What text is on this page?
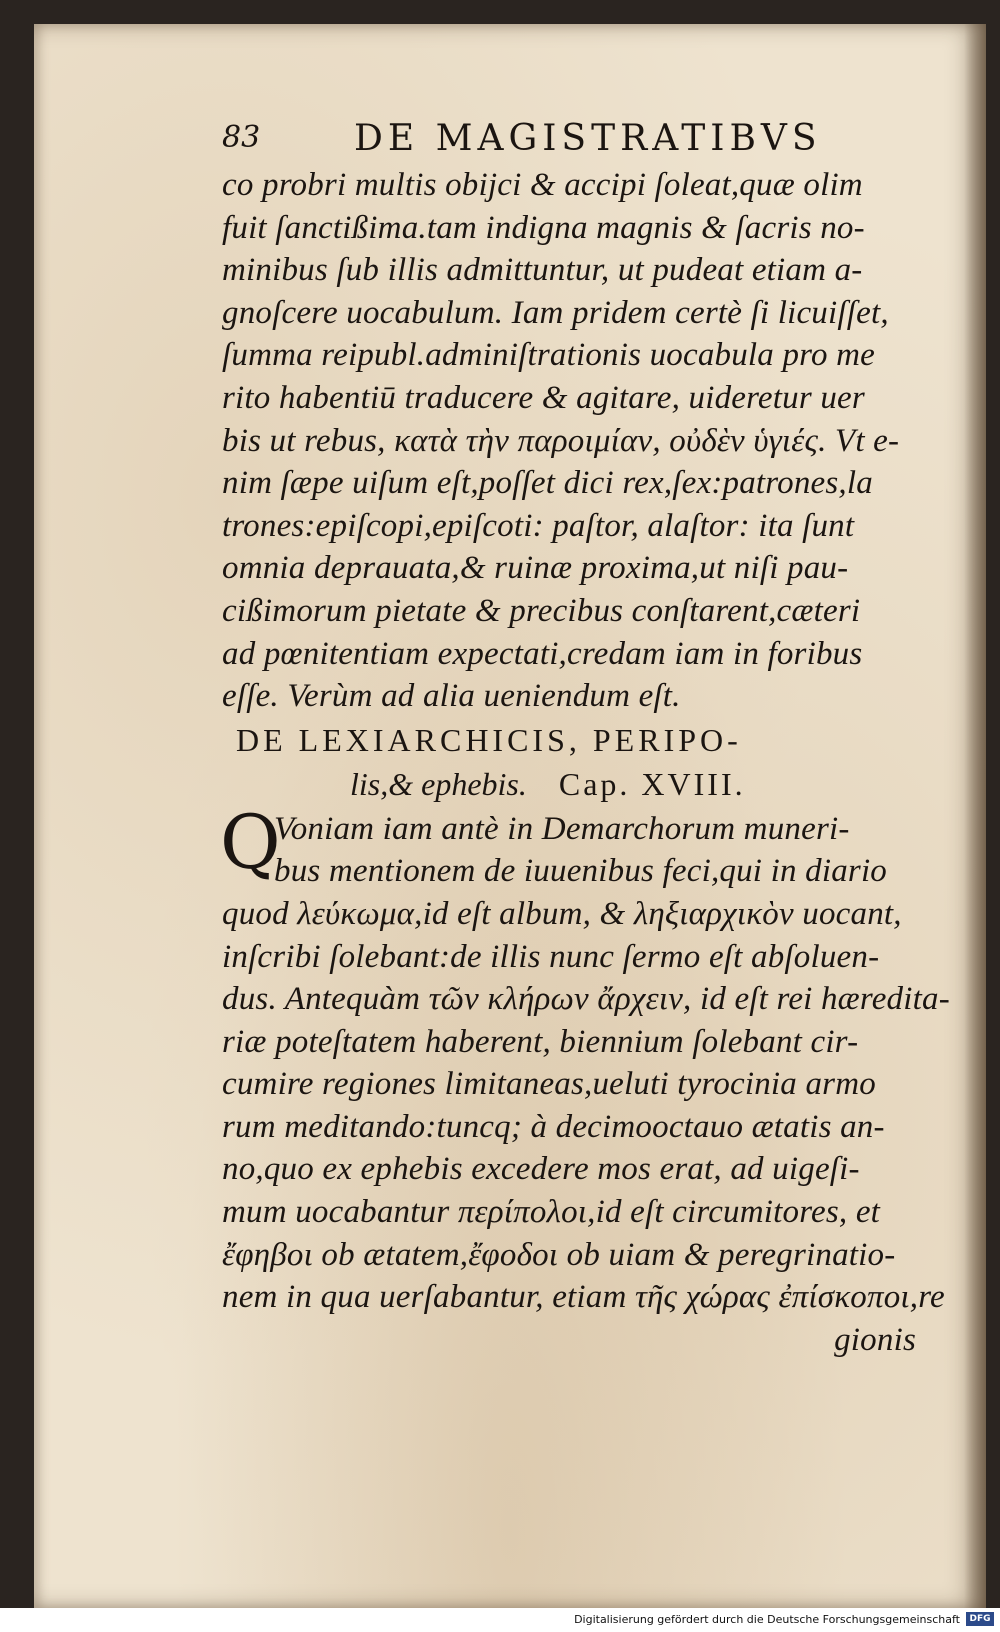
83	DE MAGISTRATIBVS
co probri multis obijci & accipi ſoleat,quæ olim
fuit ſanctißima.tam indigna magnis & ſacris no-
minibus ſub illis admittuntur, ut pudeat etiam a-
gnoſcere uocabulum. Iam pridem certè ſi licuiſſet,
ſumma reipubl.adminiſtrationis uocabula pro me
rito habentiū traducere & agitare, uideretur uer
bis ut rebus, κατὰ τὴν παροιμίαν, οὐδὲν ὑγιές. Vt e-
nim ſæpe uiſum eſt,poſſet dici rex,ſex:patrones,la
trones:epiſcopi,epiſcoti: paſtor, alaſtor: ita ſunt
omnia deprauata,& ruinæ proxima,ut niſi pau-
cißimorum pietate & precibus conſtarent,cæteri
ad pœnitentiam expectati,credam iam in foribus
eſſe. Verùm ad alia ueniendum eſt.
DE LEXIARCHICIS, PERIPO-
lis,& ephebis. Cap. XVIII.
Q
Voniam iam antè in Demarchorum muneri-
bus mentionem de iuuenibus feci,qui in diario
quod λεύκωμα,id eſt album, & ληξιαρχικὸν uocant,
inſcribi ſolebant:de illis nunc ſermo eſt abſoluen-
dus. Antequàm τῶν κλήρων ἄρχειν, id eſt rei hæredita-
riæ poteſtatem haberent, biennium ſolebant cir-
cumire regiones limitaneas,ueluti tyrocinia armo
rum meditando:tuncq; à decimooctauo ætatis an-
no,quo ex ephebis excedere mos erat, ad uigeſi-
mum uocabantur περίπολοι,id eſt circumitores, et
ἔφηβοι ob ætatem,ἔφοδοι ob uiam & peregrinatio-
nem in qua uerſabantur, etiam τῆς χώρας ἐπίσκοποι,re
gionis
Digitalisierung gefördert durch die Deutsche Forschungsgemeinschaft	DFG
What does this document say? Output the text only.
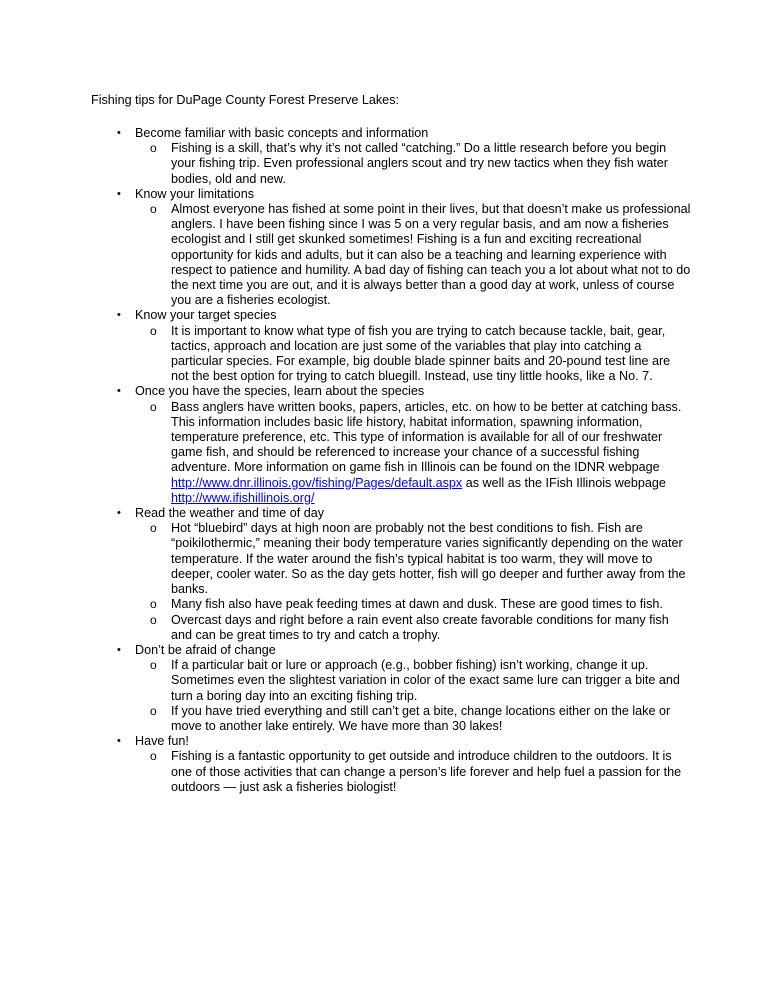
Fishing tips for DuPage County Forest Preserve Lakes:

• Become familiar with basic concepts and information
o Fishing is a skill, that’s why it’s not called “catching.” Do a little research before you begin your fishing trip. Even professional anglers scout and try new tactics when they fish water bodies, old and new.
• Know your limitations
o Almost everyone has fished at some point in their lives, but that doesn’t make us professional anglers. I have been fishing since I was 5 on a very regular basis, and am now a fisheries ecologist and I still get skunked sometimes! Fishing is a fun and exciting recreational opportunity for kids and adults, but it can also be a teaching and learning experience with respect to patience and humility. A bad day of fishing can teach you a lot about what not to do the next time you are out, and it is always better than a good day at work, unless of course you are a fisheries ecologist.
• Know your target species
o It is important to know what type of fish you are trying to catch because tackle, bait, gear, tactics, approach and location are just some of the variables that play into catching a particular species. For example, big double blade spinner baits and 20-pound test line are not the best option for trying to catch bluegill. Instead, use tiny little hooks, like a No. 7.
• Once you have the species, learn about the species
o Bass anglers have written books, papers, articles, etc. on how to be better at catching bass. This information includes basic life history, habitat information, spawning information, temperature preference, etc. This type of information is available for all of our freshwater game fish, and should be referenced to increase your chance of a successful fishing adventure. More information on game fish in Illinois can be found on the IDNR webpage http://www.dnr.illinois.gov/fishing/Pages/default.aspx as well as the IFish Illinois webpage http://www.ifishillinois.org/
• Read the weather and time of day
o Hot “bluebird” days at high noon are probably not the best conditions to fish. Fish are “poikilothermic,” meaning their body temperature varies significantly depending on the water temperature. If the water around the fish’s typical habitat is too warm, they will move to deeper, cooler water. So as the day gets hotter, fish will go deeper and further away from the banks.
o Many fish also have peak feeding times at dawn and dusk. These are good times to fish.
o Overcast days and right before a rain event also create favorable conditions for many fish and can be great times to try and catch a trophy.
• Don’t be afraid of change
o If a particular bait or lure or approach (e.g., bobber fishing) isn’t working, change it up. Sometimes even the slightest variation in color of the exact same lure can trigger a bite and turn a boring day into an exciting fishing trip.
o If you have tried everything and still can’t get a bite, change locations either on the lake or move to another lake entirely. We have more than 30 lakes!
• Have fun!
o Fishing is a fantastic opportunity to get outside and introduce children to the outdoors. It is one of those activities that can change a person’s life forever and help fuel a passion for the outdoors — just ask a fisheries biologist!
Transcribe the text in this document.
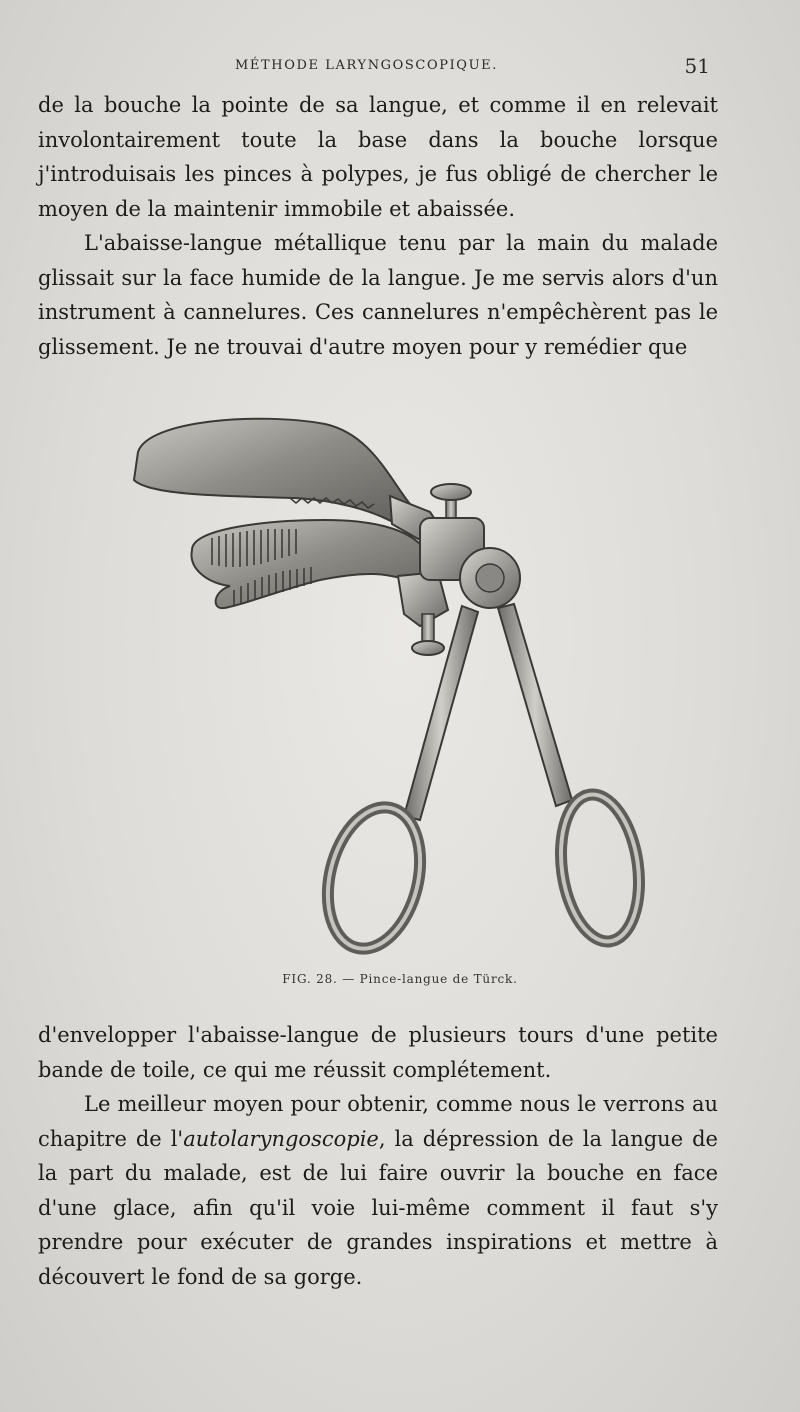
MÉTHODE LARYNGOSCOPIQUE.	51

de la bouche la pointe de sa langue, et comme il en relevait involontairement toute la base dans la bouche lorsque j'introduisais les pinces à polypes, je fus obligé de chercher le moyen de la maintenir immobile et abaissée.

L'abaisse-langue métallique tenu par la main du malade glissait sur la face humide de la langue. Je me servis alors d'un instrument à cannelures. Ces cannelures n'empêchèrent pas le glissement. Je ne trouvai d'autre moyen pour y remédier que

FIG. 28. — Pince-langue de Türck.

d'envelopper l'abaisse-langue de plusieurs tours d'une petite bande de toile, ce qui me réussit complétement.

Le meilleur moyen pour obtenir, comme nous le verrons au chapitre de l'autolaryngoscopie, la dépression de la langue de la part du malade, est de lui faire ouvrir la bouche en face d'une glace, afin qu'il voie lui-même comment il faut s'y prendre pour exécuter de grandes inspirations et mettre à découvert le fond de sa gorge.
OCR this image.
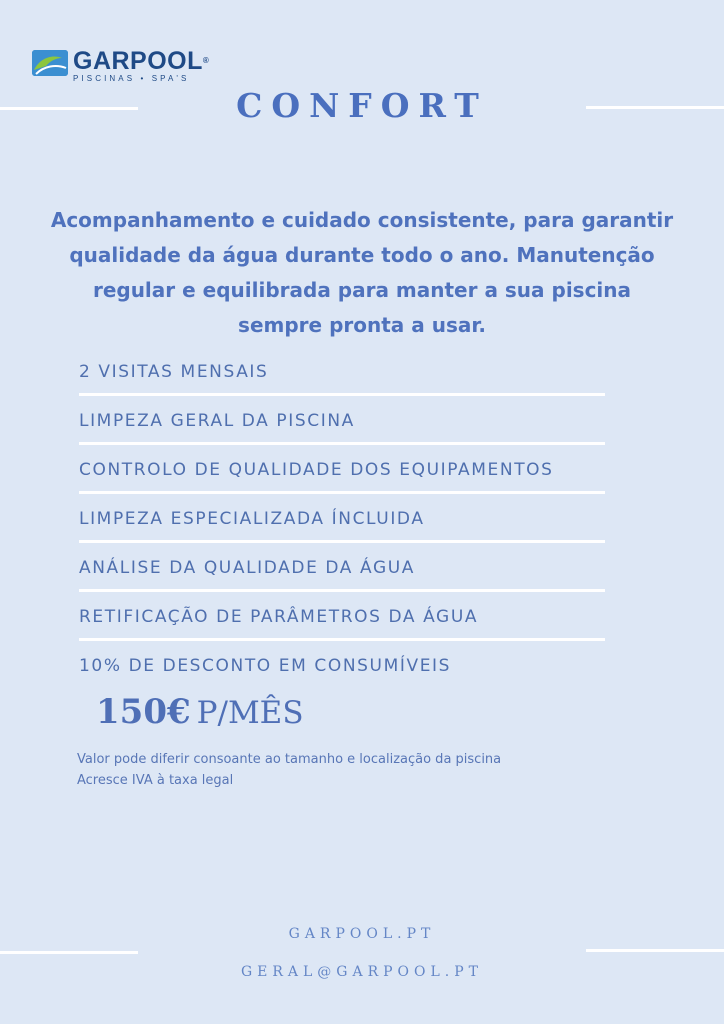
GARPOOL®
PISCINAS • SPA'S
CONFORT
Acompanhamento e cuidado consistente, para garantir qualidade da água durante todo o ano. Manutenção regular e equilibrada para manter a sua piscina sempre pronta a usar.
2 VISITAS MENSAIS
LIMPEZA GERAL DA PISCINA
CONTROLO DE QUALIDADE DOS EQUIPAMENTOS
LIMPEZA ESPECIALIZADA ÍNCLUIDA
ANÁLISE DA QUALIDADE DA ÁGUA
RETIFICAÇÃO DE PARÂMETROS DA ÁGUA
10% DE DESCONTO EM CONSUMÍVEIS
150€ P/MÊS
Valor pode diferir consoante ao tamanho e localização da piscina
Acresce IVA à taxa legal
GARPOOL.PT
GERAL@GARPOOL.PT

==============================

Task statement: Using the material above, return every line exactly as it appears, minus the pictures.

Final result:
What text is on this page?
83	DE MAGISTRATIBVS
co probri multis obijci & accipi ſoleat,quæ olim
fuit ſanctißima.tam indigna magnis & ſacris no-
minibus ſub illis admittuntur, ut pudeat etiam a-
gnoſcere uocabulum. Iam pridem certè ſi licuiſſet,
ſumma reipubl.adminiſtrationis uocabula pro me
rito habentiū traducere & agitare, uideretur uer
bis ut rebus, κατὰ τὴν παροιμίαν, οὐδὲν ὑγιές. Vt e-
nim ſæpe uiſum eſt,poſſet dici rex,ſex:patrones,la
trones:epiſcopi,epiſcoti: paſtor, alaſtor: ita ſunt
omnia deprauata,& ruinæ proxima,ut niſi pau-
cißimorum pietate & precibus conſtarent,cæteri
ad pœnitentiam expectati,credam iam in foribus
eſſe. Verùm ad alia ueniendum eſt.
DE LEXIARCHICIS, PERIPO-
lis,& ephebis. Cap. XVIII.
Q
Voniam iam antè in Demarchorum muneri-
bus mentionem de iuuenibus feci,qui in diario
quod λεύκωμα,id eſt album, & ληξιαρχικὸν uocant,
inſcribi ſolebant:de illis nunc ſermo eſt abſoluen-
dus. Antequàm τῶν κλήρων ἄρχειν, id eſt rei hæredita-
riæ poteſtatem haberent, biennium ſolebant cir-
cumire regiones limitaneas,ueluti tyrocinia armo
rum meditando:tuncq; à decimooctauo ætatis an-
no,quo ex ephebis excedere mos erat, ad uigeſi-
mum uocabantur περίπολοι,id eſt circumitores, et
ἔφηβοι ob ætatem,ἔφοδοι ob uiam & peregrinatio-
nem in qua uerſabantur, etiam τῆς χώρας ἐπίσκοποι,re
gionis
Digitalisierung gefördert durch die Deutsche Forschungsgemeinschaft	DFG
What does this document say? Output the text only.
Fishing tips for DuPage County Forest Preserve Lakes:

• Become familiar with basic concepts and information
o Fishing is a skill, that’s why it’s not called “catching.” Do a little research before you begin your fishing trip. Even professional anglers scout and try new tactics when they fish water bodies, old and new.
• Know your limitations
o Almost everyone has fished at some point in their lives, but that doesn’t make us professional anglers. I have been fishing since I was 5 on a very regular basis, and am now a fisheries ecologist and I still get skunked sometimes! Fishing is a fun and exciting recreational opportunity for kids and adults, but it can also be a teaching and learning experience with respect to patience and humility. A bad day of fishing can teach you a lot about what not to do the next time you are out, and it is always better than a good day at work, unless of course you are a fisheries ecologist.
• Know your target species
o It is important to know what type of fish you are trying to catch because tackle, bait, gear, tactics, approach and location are just some of the variables that play into catching a particular species. For example, big double blade spinner baits and 20-pound test line are not the best option for trying to catch bluegill. Instead, use tiny little hooks, like a No. 7.
• Once you have the species, learn about the species
o Bass anglers have written books, papers, articles, etc. on how to be better at catching bass. This information includes basic life history, habitat information, spawning information, temperature preference, etc. This type of information is available for all of our freshwater game fish, and should be referenced to increase your chance of a successful fishing adventure. More information on game fish in Illinois can be found on the IDNR webpage http://www.dnr.illinois.gov/fishing/Pages/default.aspx as well as the IFish Illinois webpage http://www.ifishillinois.org/
• Read the weather and time of day
o Hot “bluebird” days at high noon are probably not the best conditions to fish. Fish are “poikilothermic,” meaning their body temperature varies significantly depending on the water temperature. If the water around the fish’s typical habitat is too warm, they will move to deeper, cooler water. So as the day gets hotter, fish will go deeper and further away from the banks.
o Many fish also have peak feeding times at dawn and dusk. These are good times to fish.
o Overcast days and right before a rain event also create favorable conditions for many fish and can be great times to try and catch a trophy.
• Don’t be afraid of change
o If a particular bait or lure or approach (e.g., bobber fishing) isn’t working, change it up. Sometimes even the slightest variation in color of the exact same lure can trigger a bite and turn a boring day into an exciting fishing trip.
o If you have tried everything and still can’t get a bite, change locations either on the lake or move to another lake entirely. We have more than 30 lakes!
• Have fun!
o Fishing is a fantastic opportunity to get outside and introduce children to the outdoors. It is one of those activities that can change a person’s life forever and help fuel a passion for the outdoors — just ask a fisheries biologist!
Transcribe the text in this document.
MÉTHODE LARYNGOSCOPIQUE.	51

de la bouche la pointe de sa langue, et comme il en relevait involontairement toute la base dans la bouche lorsque j'introduisais les pinces à polypes, je fus obligé de chercher le moyen de la maintenir immobile et abaissée.

L'abaisse-langue métallique tenu par la main du malade glissait sur la face humide de la langue. Je me servis alors d'un instrument à cannelures. Ces cannelures n'empêchèrent pas le glissement. Je ne trouvai d'autre moyen pour y remédier que

FIG. 28. — Pince-langue de Türck.

d'envelopper l'abaisse-langue de plusieurs tours d'une petite bande de toile, ce qui me réussit complétement.

Le meilleur moyen pour obtenir, comme nous le verrons au chapitre de l'autolaryngoscopie, la dépression de la langue de la part du malade, est de lui faire ouvrir la bouche en face d'une glace, afin qu'il voie lui-même comment il faut s'y prendre pour exécuter de grandes inspirations et mettre à découvert le fond de sa gorge.
OCR this image.
GARPOOL®
PISCINAS • SPA'S
CONFORT
Acompanhamento e cuidado consistente, para garantir qualidade da água durante todo o ano. Manutenção regular e equilibrada para manter a sua piscina sempre pronta a usar.
2 VISITAS MENSAIS
LIMPEZA GERAL DA PISCINA
CONTROLO DE QUALIDADE DOS EQUIPAMENTOS
LIMPEZA ESPECIALIZADA ÍNCLUIDA
ANÁLISE DA QUALIDADE DA ÁGUA
RETIFICAÇÃO DE PARÂMETROS DA ÁGUA
10% DE DESCONTO EM CONSUMÍVEIS
150€ P/MÊS
Valor pode diferir consoante ao tamanho e localização da piscina
Acresce IVA à taxa legal
GARPOOL.PT
GERAL@GARPOOL.PT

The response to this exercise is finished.